== Problem description ==
Reproduce the entries below character for character, from the very first line through the line containing "quest-row[interactable]: 还原现有！预期之梯! [3, 826, 229, 851]".

== Dataset records ==
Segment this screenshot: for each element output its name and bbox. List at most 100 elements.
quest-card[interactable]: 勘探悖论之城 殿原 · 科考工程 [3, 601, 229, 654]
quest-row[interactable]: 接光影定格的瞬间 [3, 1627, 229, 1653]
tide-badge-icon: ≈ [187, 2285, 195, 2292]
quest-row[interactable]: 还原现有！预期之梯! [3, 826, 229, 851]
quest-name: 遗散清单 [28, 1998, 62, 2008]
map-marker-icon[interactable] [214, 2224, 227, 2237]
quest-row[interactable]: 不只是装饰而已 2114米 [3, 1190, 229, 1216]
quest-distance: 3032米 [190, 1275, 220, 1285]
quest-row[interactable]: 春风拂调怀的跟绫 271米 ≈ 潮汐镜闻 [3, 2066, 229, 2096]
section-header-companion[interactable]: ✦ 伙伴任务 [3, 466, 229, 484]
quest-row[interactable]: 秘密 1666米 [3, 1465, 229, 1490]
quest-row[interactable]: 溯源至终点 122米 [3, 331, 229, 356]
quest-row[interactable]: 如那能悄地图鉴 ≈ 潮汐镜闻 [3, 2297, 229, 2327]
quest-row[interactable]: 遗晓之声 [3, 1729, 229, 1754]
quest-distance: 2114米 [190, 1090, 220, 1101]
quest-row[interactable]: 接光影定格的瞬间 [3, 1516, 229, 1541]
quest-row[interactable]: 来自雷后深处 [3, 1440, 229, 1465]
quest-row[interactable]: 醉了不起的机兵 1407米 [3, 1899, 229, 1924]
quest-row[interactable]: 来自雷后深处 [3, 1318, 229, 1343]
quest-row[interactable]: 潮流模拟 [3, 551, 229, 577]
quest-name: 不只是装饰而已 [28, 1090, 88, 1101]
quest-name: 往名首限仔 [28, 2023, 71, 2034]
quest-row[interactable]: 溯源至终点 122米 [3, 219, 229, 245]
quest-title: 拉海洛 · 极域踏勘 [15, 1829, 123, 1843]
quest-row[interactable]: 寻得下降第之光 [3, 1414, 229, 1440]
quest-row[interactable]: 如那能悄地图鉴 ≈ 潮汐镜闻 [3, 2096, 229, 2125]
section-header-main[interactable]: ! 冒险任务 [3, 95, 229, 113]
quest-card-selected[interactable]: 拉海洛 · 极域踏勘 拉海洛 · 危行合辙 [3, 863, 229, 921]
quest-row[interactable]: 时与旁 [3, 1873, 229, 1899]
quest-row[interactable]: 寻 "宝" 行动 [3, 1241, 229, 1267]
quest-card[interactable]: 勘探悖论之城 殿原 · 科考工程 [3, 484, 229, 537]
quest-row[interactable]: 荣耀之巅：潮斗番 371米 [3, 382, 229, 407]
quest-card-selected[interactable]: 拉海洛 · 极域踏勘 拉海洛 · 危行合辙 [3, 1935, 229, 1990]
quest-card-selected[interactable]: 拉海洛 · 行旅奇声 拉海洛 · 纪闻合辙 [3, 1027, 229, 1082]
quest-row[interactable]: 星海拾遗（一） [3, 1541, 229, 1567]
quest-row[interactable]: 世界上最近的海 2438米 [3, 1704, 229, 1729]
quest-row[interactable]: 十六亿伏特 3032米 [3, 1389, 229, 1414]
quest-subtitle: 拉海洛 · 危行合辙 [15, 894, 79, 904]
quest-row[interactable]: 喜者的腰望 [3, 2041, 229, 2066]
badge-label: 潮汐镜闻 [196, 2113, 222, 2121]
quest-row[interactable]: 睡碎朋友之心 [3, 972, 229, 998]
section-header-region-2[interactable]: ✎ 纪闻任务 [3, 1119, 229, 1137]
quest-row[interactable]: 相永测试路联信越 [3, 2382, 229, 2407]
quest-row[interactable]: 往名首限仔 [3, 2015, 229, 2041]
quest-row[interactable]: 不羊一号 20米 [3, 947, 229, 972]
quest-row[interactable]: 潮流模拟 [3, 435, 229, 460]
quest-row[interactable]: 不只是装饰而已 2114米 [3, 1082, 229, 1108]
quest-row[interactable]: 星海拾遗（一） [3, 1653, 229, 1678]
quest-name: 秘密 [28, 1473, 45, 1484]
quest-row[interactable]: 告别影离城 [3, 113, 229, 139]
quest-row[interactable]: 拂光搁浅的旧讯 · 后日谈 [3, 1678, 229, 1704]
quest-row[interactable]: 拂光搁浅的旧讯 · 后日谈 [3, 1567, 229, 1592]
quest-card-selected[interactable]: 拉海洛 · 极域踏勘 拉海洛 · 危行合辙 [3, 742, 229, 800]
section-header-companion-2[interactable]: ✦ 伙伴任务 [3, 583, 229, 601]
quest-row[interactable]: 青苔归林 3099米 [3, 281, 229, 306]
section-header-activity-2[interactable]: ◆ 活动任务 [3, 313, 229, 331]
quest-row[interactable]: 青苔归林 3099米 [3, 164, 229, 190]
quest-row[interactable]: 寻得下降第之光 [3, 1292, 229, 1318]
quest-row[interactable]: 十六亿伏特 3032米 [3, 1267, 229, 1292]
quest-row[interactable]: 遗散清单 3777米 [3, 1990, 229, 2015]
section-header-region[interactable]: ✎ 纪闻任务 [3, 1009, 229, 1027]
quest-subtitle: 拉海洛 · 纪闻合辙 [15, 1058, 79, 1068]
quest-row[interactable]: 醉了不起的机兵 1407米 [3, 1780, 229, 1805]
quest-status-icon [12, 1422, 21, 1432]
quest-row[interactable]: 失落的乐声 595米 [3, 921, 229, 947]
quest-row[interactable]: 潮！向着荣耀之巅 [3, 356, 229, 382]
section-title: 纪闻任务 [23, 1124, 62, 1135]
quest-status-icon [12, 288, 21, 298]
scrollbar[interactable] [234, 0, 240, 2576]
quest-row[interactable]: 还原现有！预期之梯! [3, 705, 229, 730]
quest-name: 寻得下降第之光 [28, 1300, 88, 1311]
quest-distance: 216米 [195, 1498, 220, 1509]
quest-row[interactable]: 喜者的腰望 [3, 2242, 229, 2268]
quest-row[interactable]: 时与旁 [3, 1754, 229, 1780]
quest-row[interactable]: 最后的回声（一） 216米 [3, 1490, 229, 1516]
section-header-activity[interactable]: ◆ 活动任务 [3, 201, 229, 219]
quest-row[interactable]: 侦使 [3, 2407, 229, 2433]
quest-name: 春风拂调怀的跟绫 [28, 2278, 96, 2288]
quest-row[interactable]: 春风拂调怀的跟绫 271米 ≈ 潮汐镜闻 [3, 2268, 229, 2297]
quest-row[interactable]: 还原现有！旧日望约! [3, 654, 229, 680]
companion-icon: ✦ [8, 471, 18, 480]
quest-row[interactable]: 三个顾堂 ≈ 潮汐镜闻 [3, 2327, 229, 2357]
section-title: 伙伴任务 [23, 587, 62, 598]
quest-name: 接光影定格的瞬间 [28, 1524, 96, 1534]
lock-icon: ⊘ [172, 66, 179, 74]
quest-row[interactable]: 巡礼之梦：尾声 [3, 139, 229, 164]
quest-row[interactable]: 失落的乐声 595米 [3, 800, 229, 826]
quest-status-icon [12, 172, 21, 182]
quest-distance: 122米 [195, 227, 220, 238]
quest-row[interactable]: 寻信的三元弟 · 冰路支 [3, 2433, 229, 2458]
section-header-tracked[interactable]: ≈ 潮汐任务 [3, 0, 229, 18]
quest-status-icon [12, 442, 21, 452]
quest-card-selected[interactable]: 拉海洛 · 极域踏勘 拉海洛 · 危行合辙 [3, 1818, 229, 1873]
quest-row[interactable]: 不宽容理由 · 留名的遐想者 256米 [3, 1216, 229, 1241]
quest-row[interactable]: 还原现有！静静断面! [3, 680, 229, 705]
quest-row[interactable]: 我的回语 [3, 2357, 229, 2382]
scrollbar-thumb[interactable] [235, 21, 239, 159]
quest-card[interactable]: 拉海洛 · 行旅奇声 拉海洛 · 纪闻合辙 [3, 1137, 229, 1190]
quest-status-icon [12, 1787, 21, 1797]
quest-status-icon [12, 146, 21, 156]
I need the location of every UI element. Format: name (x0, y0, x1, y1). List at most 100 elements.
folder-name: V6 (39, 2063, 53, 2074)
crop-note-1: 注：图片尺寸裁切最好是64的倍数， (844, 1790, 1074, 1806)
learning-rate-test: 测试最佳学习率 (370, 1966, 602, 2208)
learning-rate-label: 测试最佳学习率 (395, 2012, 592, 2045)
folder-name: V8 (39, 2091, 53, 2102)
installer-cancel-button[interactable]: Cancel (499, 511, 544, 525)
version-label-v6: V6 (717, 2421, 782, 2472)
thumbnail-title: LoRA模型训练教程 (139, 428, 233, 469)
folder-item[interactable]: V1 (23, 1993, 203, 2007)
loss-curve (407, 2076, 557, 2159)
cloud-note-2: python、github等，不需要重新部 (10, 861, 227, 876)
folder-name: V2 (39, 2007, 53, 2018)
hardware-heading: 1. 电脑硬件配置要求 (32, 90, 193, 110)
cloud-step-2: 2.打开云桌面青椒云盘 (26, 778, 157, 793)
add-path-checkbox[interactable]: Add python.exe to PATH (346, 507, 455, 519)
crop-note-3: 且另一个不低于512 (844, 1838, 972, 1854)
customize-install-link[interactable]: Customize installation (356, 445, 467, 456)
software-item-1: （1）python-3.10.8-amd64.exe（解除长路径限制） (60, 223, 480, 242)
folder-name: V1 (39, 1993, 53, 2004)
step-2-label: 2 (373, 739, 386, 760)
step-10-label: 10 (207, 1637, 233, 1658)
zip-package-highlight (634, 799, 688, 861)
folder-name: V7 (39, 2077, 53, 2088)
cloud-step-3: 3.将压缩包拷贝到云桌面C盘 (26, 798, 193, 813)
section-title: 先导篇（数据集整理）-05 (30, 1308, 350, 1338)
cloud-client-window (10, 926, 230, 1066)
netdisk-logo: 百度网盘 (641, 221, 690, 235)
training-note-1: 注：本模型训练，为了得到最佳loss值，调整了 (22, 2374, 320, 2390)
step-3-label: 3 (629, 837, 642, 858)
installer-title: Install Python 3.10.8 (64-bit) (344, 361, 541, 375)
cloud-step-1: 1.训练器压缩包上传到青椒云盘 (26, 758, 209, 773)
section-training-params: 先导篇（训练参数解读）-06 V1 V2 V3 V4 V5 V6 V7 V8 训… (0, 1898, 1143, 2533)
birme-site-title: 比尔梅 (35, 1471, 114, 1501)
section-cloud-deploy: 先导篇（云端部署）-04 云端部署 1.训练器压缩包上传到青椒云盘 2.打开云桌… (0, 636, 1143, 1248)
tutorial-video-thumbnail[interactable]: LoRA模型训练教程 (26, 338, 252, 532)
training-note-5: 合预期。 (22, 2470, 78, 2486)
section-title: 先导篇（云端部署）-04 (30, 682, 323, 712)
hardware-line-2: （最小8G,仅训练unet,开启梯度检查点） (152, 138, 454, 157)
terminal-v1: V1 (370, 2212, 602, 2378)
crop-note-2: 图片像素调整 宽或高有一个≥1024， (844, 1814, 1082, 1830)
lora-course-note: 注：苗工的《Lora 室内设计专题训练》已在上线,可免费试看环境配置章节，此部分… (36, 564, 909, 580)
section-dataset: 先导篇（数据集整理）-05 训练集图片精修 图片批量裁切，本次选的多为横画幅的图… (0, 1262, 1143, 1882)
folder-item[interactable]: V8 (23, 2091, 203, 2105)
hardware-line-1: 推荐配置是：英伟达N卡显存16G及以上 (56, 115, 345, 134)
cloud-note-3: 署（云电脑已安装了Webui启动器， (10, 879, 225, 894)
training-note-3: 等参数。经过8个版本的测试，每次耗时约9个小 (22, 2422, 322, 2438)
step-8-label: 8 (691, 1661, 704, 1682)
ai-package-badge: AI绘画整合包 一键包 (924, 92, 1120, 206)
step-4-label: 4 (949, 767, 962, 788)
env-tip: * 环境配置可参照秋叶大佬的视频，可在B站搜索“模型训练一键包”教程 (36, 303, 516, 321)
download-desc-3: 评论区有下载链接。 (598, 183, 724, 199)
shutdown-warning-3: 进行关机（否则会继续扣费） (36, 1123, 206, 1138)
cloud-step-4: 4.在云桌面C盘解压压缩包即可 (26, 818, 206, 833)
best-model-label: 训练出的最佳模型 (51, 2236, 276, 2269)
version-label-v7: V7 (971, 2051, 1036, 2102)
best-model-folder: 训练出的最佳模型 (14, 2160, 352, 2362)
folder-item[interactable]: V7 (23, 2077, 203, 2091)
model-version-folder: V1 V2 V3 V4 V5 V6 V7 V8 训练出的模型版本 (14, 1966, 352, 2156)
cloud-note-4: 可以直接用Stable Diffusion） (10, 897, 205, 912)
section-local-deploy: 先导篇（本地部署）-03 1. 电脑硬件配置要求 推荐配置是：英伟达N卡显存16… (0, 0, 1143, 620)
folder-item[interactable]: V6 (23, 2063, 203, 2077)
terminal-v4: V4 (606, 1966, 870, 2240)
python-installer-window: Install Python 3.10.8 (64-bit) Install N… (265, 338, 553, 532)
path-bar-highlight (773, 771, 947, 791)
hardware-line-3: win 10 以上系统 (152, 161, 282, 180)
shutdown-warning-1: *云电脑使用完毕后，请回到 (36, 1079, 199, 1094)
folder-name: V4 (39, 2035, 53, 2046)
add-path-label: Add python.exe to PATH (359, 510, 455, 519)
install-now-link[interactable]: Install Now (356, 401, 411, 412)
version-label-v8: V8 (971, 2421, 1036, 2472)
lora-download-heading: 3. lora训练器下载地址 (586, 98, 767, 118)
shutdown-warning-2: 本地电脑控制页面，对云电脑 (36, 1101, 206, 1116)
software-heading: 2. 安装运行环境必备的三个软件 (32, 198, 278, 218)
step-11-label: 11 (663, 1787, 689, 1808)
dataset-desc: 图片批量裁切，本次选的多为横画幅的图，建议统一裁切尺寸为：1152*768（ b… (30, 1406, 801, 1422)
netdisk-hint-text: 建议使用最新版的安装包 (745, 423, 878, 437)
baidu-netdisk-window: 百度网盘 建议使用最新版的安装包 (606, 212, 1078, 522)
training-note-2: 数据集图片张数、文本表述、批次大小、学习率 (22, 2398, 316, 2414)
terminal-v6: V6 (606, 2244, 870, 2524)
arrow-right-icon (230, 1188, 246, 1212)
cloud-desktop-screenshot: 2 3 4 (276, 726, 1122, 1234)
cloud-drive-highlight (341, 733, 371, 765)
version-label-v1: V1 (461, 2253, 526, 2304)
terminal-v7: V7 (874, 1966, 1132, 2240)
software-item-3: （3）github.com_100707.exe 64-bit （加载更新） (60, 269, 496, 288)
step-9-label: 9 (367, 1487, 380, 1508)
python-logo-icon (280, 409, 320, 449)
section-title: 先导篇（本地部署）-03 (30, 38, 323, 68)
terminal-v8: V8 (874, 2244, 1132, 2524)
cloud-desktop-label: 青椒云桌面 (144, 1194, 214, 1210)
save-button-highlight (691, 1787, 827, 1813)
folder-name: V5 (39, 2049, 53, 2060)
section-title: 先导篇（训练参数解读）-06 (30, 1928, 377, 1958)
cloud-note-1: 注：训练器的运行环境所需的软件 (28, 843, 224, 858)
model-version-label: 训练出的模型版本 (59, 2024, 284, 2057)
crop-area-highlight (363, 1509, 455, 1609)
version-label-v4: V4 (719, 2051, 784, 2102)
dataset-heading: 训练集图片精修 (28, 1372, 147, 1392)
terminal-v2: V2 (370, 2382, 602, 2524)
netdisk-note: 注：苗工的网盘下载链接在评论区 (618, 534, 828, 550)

== Full response ==
Segment this screenshot: for each element output its name and bbox. List at most 100 elements.
quest-card[interactable]: 勘探悖论之城 殿原 · 科考工程 [3, 601, 229, 654]
quest-row[interactable]: 接光影定格的瞬间 [3, 1627, 229, 1653]
tide-badge-icon: ≈ [187, 2285, 195, 2292]
quest-row[interactable]: 还原现有！预期之梯! [3, 826, 229, 851]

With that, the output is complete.